▸ WHAT THE TASK REQUIRES: Take from the material every line containing the string "Periyapatna" and copy it.
BEGIN
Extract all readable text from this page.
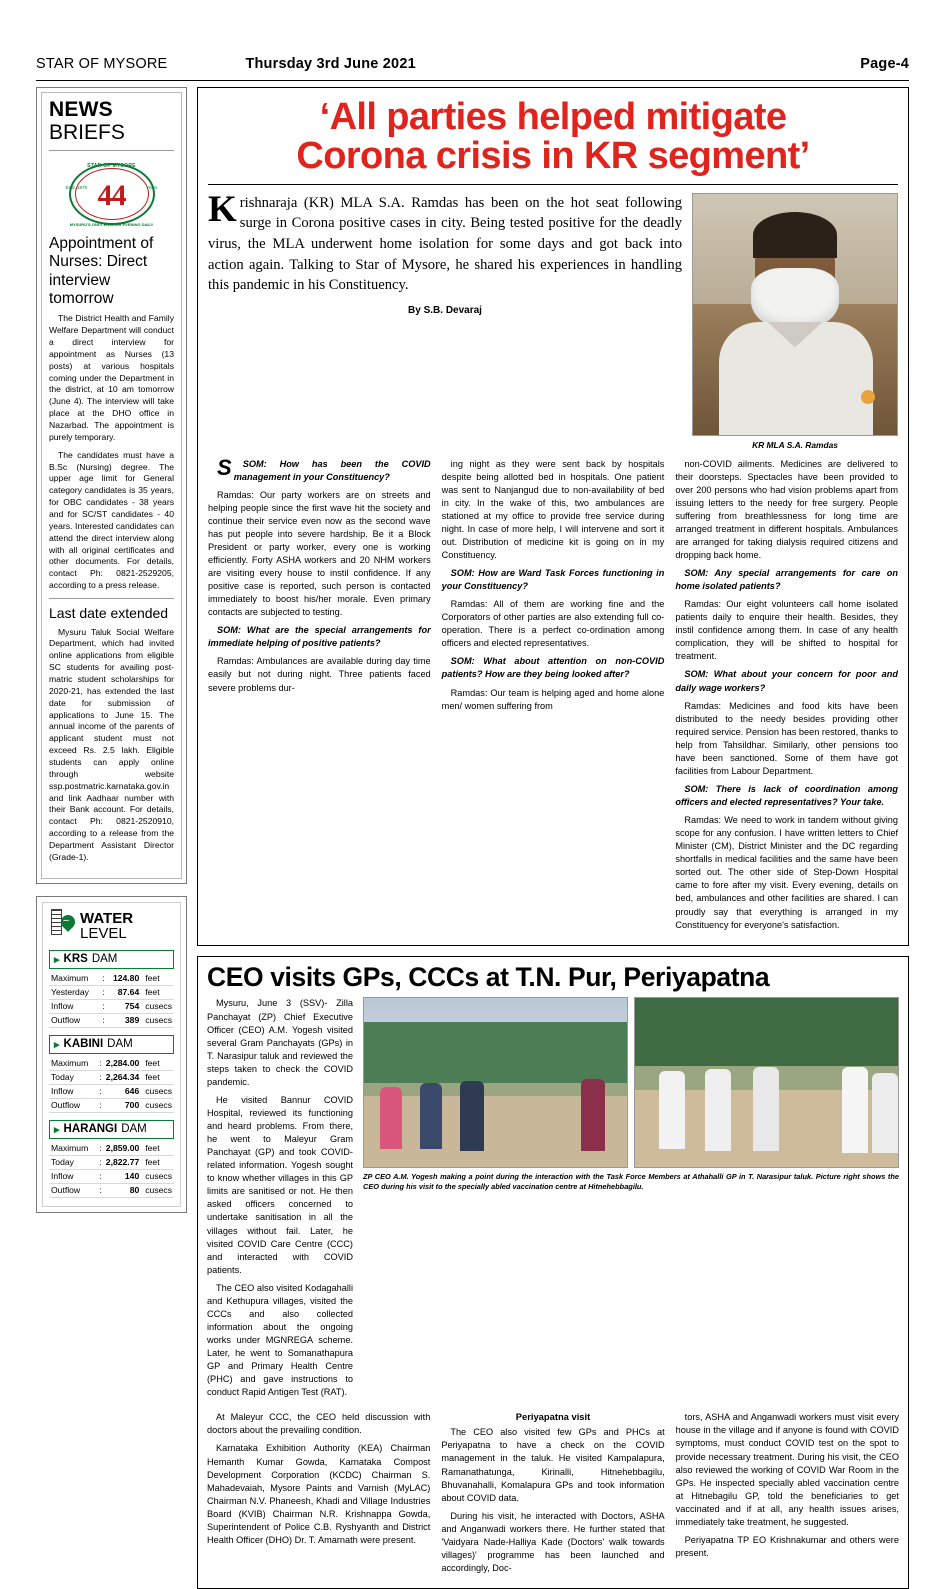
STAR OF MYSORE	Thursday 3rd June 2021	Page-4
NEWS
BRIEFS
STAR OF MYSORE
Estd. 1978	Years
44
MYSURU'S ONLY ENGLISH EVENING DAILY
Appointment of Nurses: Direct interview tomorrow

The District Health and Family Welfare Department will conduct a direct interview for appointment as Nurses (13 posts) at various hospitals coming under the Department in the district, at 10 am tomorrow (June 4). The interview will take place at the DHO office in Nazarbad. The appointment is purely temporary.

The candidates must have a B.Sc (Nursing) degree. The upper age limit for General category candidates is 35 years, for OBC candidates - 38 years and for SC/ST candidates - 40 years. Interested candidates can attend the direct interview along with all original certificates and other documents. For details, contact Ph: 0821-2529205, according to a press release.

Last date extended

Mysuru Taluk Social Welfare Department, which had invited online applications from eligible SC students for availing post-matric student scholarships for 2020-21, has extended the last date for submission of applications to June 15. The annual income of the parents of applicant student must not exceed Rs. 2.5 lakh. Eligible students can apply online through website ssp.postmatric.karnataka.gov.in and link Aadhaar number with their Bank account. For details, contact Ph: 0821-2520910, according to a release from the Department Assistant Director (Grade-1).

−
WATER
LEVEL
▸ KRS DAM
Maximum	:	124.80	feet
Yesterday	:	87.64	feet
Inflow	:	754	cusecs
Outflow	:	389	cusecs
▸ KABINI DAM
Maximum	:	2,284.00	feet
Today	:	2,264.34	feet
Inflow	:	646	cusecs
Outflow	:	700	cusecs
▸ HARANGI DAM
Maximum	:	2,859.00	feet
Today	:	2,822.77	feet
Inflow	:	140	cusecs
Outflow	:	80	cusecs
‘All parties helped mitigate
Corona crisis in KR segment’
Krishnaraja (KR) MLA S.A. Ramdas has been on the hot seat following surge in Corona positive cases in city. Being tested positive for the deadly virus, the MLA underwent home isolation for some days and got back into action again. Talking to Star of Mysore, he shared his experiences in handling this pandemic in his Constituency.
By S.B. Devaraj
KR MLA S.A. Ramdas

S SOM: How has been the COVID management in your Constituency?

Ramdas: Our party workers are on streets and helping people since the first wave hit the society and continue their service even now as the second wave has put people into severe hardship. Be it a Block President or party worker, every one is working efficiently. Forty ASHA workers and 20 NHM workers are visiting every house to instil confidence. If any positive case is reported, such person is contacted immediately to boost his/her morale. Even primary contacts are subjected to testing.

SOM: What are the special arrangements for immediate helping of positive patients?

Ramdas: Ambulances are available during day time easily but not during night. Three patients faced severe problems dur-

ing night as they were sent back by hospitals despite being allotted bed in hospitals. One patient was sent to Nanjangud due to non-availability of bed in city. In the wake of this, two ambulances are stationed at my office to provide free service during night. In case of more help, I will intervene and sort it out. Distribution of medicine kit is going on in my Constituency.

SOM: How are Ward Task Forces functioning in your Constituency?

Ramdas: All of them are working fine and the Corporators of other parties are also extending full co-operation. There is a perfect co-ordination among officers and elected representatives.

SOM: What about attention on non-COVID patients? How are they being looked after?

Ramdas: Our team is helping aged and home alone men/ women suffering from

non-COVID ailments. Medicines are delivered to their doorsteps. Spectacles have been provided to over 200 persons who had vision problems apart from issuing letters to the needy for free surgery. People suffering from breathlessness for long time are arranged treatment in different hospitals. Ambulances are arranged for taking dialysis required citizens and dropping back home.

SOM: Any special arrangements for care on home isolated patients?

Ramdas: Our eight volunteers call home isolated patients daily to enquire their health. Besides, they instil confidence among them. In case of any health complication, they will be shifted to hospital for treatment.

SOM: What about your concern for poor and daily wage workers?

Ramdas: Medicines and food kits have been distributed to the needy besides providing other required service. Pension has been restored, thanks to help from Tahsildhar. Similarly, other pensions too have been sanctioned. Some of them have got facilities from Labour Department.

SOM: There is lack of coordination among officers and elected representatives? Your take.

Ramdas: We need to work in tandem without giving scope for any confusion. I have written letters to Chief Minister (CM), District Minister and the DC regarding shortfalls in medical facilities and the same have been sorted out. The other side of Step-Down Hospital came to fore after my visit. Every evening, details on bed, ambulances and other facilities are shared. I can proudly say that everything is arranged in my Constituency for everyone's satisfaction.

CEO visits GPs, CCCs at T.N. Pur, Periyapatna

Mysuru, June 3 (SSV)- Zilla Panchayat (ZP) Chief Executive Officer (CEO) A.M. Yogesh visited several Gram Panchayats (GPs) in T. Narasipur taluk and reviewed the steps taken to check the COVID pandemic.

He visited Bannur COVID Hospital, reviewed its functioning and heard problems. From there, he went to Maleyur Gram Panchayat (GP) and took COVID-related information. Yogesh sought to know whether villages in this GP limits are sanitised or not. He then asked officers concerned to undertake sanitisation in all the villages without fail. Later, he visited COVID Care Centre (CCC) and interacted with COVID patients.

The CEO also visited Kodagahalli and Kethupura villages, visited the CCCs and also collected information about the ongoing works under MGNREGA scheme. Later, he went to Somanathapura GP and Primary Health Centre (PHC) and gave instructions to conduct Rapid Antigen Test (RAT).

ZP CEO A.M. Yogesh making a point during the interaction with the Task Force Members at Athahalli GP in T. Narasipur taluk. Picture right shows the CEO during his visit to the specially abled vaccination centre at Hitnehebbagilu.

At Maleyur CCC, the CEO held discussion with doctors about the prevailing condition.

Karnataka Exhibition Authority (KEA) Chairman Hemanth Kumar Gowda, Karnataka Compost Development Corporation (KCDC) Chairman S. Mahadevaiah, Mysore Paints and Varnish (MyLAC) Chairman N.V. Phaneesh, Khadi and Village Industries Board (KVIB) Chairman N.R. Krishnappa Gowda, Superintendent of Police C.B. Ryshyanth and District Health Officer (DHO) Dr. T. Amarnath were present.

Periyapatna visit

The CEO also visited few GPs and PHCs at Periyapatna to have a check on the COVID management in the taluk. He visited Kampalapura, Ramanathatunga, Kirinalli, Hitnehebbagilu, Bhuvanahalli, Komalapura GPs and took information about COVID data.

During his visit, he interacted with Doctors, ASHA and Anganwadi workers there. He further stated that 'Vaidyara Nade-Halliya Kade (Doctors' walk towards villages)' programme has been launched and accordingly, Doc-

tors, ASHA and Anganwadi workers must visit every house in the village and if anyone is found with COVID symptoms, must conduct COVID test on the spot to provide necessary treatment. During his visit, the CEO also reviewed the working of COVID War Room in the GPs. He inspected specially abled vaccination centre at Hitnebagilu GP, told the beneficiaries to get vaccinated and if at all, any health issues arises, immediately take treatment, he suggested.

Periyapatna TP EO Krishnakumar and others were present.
END
▸ ANSWER BOX:
CEO visits GPs, CCCs at T.N. Pur, Periyapatna
Periyapatna visit
The CEO also visited few GPs and PHCs at Periyapatna to have a check on the COVID management in the taluk. He visited Kampalapura, Ramanathatunga, Kirinalli, Hitnehebbagilu, Bhuvanahalli, Komalapura GPs and took information about COVID data.
Periyapatna TP EO Krishnakumar and others were present.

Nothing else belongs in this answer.